Materials provided —
--*--
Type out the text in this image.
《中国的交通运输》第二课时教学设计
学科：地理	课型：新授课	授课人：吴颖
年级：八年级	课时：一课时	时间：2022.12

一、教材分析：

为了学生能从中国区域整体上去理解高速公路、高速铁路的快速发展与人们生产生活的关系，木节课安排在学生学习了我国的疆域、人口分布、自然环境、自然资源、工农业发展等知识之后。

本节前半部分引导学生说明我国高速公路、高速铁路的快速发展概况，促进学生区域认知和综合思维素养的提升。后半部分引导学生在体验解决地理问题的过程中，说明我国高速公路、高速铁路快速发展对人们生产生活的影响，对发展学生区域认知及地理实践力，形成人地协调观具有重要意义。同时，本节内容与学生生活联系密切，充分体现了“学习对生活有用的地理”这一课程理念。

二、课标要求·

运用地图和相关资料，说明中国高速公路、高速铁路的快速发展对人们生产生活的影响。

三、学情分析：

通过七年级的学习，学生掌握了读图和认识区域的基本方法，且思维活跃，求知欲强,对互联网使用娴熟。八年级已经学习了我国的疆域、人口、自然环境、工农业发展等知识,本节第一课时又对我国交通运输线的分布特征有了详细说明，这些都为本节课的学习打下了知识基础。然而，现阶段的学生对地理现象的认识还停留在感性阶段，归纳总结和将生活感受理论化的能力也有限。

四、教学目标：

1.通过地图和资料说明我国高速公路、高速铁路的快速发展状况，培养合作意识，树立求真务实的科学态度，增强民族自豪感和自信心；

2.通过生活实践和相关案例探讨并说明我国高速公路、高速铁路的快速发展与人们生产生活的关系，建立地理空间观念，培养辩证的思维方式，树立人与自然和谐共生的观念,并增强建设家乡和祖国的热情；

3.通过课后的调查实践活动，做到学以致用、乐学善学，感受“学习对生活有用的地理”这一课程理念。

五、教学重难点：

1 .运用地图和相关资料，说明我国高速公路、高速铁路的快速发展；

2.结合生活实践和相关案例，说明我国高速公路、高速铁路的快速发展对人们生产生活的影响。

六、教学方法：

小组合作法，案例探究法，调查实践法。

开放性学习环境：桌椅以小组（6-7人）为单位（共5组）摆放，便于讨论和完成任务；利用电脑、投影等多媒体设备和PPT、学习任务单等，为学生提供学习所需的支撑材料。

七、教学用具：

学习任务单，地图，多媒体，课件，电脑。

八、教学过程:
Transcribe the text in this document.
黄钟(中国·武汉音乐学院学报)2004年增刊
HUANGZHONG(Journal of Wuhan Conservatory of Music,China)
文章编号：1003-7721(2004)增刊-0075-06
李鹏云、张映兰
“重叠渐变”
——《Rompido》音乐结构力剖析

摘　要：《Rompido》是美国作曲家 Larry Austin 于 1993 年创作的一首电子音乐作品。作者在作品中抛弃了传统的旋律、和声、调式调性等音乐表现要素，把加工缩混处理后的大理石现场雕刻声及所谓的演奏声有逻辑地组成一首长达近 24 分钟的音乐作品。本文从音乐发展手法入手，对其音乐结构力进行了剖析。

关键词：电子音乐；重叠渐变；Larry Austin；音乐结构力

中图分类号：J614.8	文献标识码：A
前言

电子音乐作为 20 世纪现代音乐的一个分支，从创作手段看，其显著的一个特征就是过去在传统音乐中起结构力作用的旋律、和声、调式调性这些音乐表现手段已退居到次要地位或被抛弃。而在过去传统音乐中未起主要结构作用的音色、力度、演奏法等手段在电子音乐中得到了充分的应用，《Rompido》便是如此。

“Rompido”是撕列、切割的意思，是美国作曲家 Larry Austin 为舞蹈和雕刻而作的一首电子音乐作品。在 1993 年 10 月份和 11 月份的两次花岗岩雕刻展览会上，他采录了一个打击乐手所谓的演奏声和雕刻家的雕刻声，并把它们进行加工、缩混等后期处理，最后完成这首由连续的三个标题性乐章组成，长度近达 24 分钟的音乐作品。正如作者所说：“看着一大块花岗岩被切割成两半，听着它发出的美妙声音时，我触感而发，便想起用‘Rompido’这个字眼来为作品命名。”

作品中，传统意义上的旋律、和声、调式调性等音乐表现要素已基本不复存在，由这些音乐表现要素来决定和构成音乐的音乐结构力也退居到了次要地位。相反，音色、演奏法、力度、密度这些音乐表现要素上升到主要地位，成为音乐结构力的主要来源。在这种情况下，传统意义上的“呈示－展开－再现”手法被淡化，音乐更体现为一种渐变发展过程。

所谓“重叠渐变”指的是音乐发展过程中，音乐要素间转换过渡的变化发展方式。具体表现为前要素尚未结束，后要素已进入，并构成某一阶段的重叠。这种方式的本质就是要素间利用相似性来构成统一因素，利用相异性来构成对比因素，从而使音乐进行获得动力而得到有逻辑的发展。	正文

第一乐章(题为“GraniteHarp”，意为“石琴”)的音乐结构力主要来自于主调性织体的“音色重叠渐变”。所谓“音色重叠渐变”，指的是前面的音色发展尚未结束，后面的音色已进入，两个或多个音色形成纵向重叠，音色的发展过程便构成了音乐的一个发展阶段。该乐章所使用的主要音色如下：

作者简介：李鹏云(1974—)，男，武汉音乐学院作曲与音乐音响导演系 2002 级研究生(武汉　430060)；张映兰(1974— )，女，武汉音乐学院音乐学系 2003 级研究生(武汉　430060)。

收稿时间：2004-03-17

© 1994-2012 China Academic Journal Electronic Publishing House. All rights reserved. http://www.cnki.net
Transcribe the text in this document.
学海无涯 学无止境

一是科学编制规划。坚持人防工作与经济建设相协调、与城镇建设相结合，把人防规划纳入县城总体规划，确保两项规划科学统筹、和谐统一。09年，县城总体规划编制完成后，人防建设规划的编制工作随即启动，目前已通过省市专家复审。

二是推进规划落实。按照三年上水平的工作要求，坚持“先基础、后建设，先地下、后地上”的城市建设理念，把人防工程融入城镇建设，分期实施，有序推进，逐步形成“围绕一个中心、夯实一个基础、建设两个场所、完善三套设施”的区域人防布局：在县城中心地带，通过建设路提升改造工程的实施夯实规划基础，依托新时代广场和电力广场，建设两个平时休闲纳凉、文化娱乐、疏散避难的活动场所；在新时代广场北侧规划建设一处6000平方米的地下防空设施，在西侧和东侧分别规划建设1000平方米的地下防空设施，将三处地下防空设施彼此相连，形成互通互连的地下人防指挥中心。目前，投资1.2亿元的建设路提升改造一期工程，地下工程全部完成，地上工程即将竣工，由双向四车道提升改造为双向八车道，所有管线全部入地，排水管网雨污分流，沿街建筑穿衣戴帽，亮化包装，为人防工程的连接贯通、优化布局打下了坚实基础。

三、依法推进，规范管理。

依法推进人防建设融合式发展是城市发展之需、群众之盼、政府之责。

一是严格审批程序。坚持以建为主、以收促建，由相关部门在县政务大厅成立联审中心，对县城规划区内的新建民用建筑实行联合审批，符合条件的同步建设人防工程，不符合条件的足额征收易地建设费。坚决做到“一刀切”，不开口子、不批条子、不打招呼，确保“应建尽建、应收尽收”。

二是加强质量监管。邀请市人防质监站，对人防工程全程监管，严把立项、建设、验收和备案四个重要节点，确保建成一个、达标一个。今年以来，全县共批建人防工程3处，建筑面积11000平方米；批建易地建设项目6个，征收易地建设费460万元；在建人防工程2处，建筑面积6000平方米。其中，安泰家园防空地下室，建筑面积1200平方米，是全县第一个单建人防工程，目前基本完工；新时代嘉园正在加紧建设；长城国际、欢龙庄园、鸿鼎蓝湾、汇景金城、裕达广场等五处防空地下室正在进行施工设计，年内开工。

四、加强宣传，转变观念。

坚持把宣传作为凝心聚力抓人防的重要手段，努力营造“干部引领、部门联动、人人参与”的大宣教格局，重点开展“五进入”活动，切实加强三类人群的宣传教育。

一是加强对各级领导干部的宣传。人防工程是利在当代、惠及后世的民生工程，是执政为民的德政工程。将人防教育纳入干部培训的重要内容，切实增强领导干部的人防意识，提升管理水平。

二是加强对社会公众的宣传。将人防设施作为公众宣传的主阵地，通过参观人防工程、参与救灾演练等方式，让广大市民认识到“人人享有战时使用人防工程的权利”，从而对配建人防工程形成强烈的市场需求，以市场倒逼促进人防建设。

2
--*--
Job — Which lines contain "自然环境"? Copy each of them out.

Output —
为了学生能从中国区域整体上去理解高速公路、高速铁路的快速发展与人们生产生活的关系，木节课安排在学生学习了我国的疆域、人口分布、自然环境、自然资源、工农业发展等知识之后。
通过七年级的学习，学生掌握了读图和认识区域的基本方法，且思维活跃，求知欲强,对互联网使用娴熟。八年级已经学习了我国的疆域、人口、自然环境、工农业发展等知识,本节第一课时又对我国交通运输线的分布特征有了详细说明，这些都为本节课的学习打下了知识基础。然而，现阶段的学生对地理现象的认识还停留在感性阶段，归纳总结和将生活感受理论化的能力也有限。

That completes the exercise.